_SUPPLIED INFORMATION_:
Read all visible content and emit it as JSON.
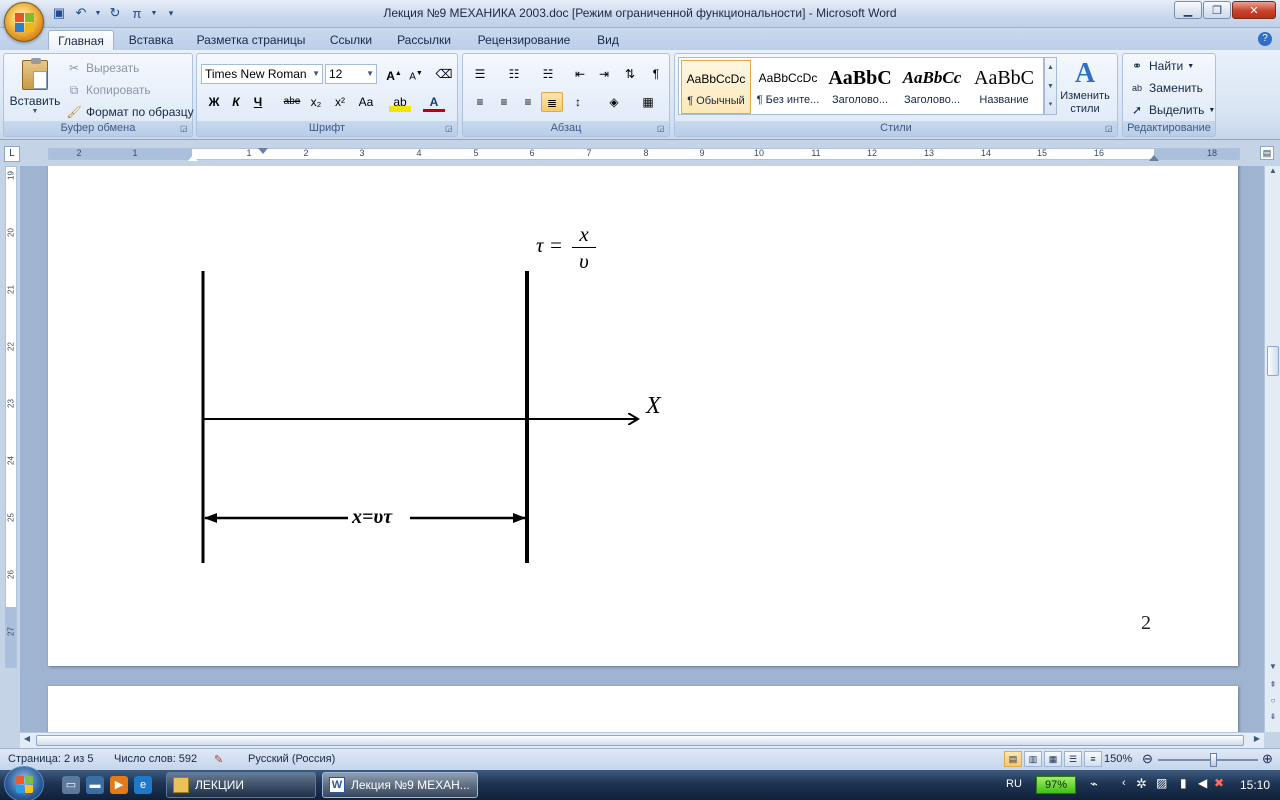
{
  "window": {
    "title": "Лекция №9 МЕХАНИКА 2003.doc [Режим ограниченной функциональности]  -  Microsoft Word"
  },
  "tabs": [
    "Главная",
    "Вставка",
    "Разметка страницы",
    "Ссылки",
    "Рассылки",
    "Рецензирование",
    "Вид"
  ],
  "clipboard": {
    "paste": "Вставить",
    "cut": "Вырезать",
    "copy": "Копировать",
    "format_painter": "Формат по образцу",
    "group": "Буфер обмена"
  },
  "font": {
    "name": "Times New Roman",
    "size": "12",
    "group": "Шрифт",
    "bold": "Ж",
    "italic": "К",
    "underline": "Ч",
    "strike": "abe",
    "sub": "x₂",
    "sup": "x²",
    "case": "Aa"
  },
  "paragraph": {
    "group": "Абзац"
  },
  "styles": {
    "group": "Стили",
    "change_styles": "Изменить стили",
    "items": [
      {
        "preview": "AaBbCcDc",
        "name": "¶ Обычный"
      },
      {
        "preview": "AaBbCcDc",
        "name": "¶ Без инте..."
      },
      {
        "preview": "AaBbC",
        "name": "Заголово..."
      },
      {
        "preview": "AaBbCc",
        "name": "Заголово..."
      },
      {
        "preview": "AaBbC",
        "name": "Название"
      }
    ]
  },
  "editing": {
    "find": "Найти",
    "replace": "Заменить",
    "select": "Выделить",
    "group": "Редактирование"
  },
  "ruler": {
    "h_numbers": [
      "2",
      "1",
      "1",
      "2",
      "3",
      "4",
      "5",
      "6",
      "7",
      "8",
      "9",
      "10",
      "11",
      "12",
      "13",
      "14",
      "15",
      "16",
      "18"
    ],
    "v_numbers": [
      "19",
      "20",
      "21",
      "22",
      "23",
      "24",
      "25",
      "26",
      "27"
    ]
  },
  "document": {
    "formula_lhs": "τ =",
    "formula_num": "x",
    "formula_den": "υ",
    "axis_label": "X",
    "distance_label": "x=υτ",
    "page_number": "2"
  },
  "status": {
    "page": "Страница: 2 из 5",
    "words": "Число слов: 592",
    "language": "Русский (Россия)",
    "zoom": "150%"
  },
  "taskbar": {
    "tasks": [
      "ЛЕКЦИИ",
      "Лекция №9 МЕХАН..."
    ],
    "lang": "RU",
    "battery": "97%",
    "clock": "15:10"
  },
  "colors": {
    "accent": "#2e6fc7",
    "selected_style": "#f8c96a"
  }
}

_WORK REQUIRED_: Go through the listing above and write it out again exactly, dropping the pictures.

_RESULT BELOW_:
Read all visible content and emit it as JSON.
{
  "window": {
    "title": "Лекция №9 МЕХАНИКА 2003.doc [Режим ограниченной функциональности]  -  Microsoft Word"
  },
  "tabs": [
    "Главная",
    "Вставка",
    "Разметка страницы",
    "Ссылки",
    "Рассылки",
    "Рецензирование",
    "Вид"
  ],
  "clipboard": {
    "paste": "Вставить",
    "cut": "Вырезать",
    "copy": "Копировать",
    "format_painter": "Формат по образцу",
    "group": "Буфер обмена"
  },
  "font": {
    "name": "Times New Roman",
    "size": "12",
    "group": "Шрифт",
    "bold": "Ж",
    "italic": "К",
    "underline": "Ч",
    "strike": "abe",
    "sub": "x₂",
    "sup": "x²",
    "case": "Aa"
  },
  "paragraph": {
    "group": "Абзац"
  },
  "styles": {
    "group": "Стили",
    "change_styles": "Изменить стили",
    "items": [
      {
        "preview": "AaBbCcDc",
        "name": "¶ Обычный"
      },
      {
        "preview": "AaBbCcDc",
        "name": "¶ Без инте..."
      },
      {
        "preview": "AaBbC",
        "name": "Заголово..."
      },
      {
        "preview": "AaBbCc",
        "name": "Заголово..."
      },
      {
        "preview": "AaBbC",
        "name": "Название"
      }
    ]
  },
  "editing": {
    "find": "Найти",
    "replace": "Заменить",
    "select": "Выделить",
    "group": "Редактирование"
  },
  "ruler": {
    "h_numbers": [
      "2",
      "1",
      "1",
      "2",
      "3",
      "4",
      "5",
      "6",
      "7",
      "8",
      "9",
      "10",
      "11",
      "12",
      "13",
      "14",
      "15",
      "16",
      "18"
    ],
    "v_numbers": [
      "19",
      "20",
      "21",
      "22",
      "23",
      "24",
      "25",
      "26",
      "27"
    ]
  },
  "document": {
    "formula_lhs": "τ =",
    "formula_num": "x",
    "formula_den": "υ",
    "axis_label": "X",
    "distance_label": "x=υτ",
    "page_number": "2"
  },
  "status": {
    "page": "Страница: 2 из 5",
    "words": "Число слов: 592",
    "language": "Русский (Россия)",
    "zoom": "150%"
  },
  "taskbar": {
    "tasks": [
      "ЛЕКЦИИ",
      "Лекция №9 МЕХАН..."
    ],
    "lang": "RU",
    "battery": "97%",
    "clock": "15:10"
  },
  "colors": {
    "accent": "#2e6fc7",
    "selected_style": "#f8c96a"
  }
}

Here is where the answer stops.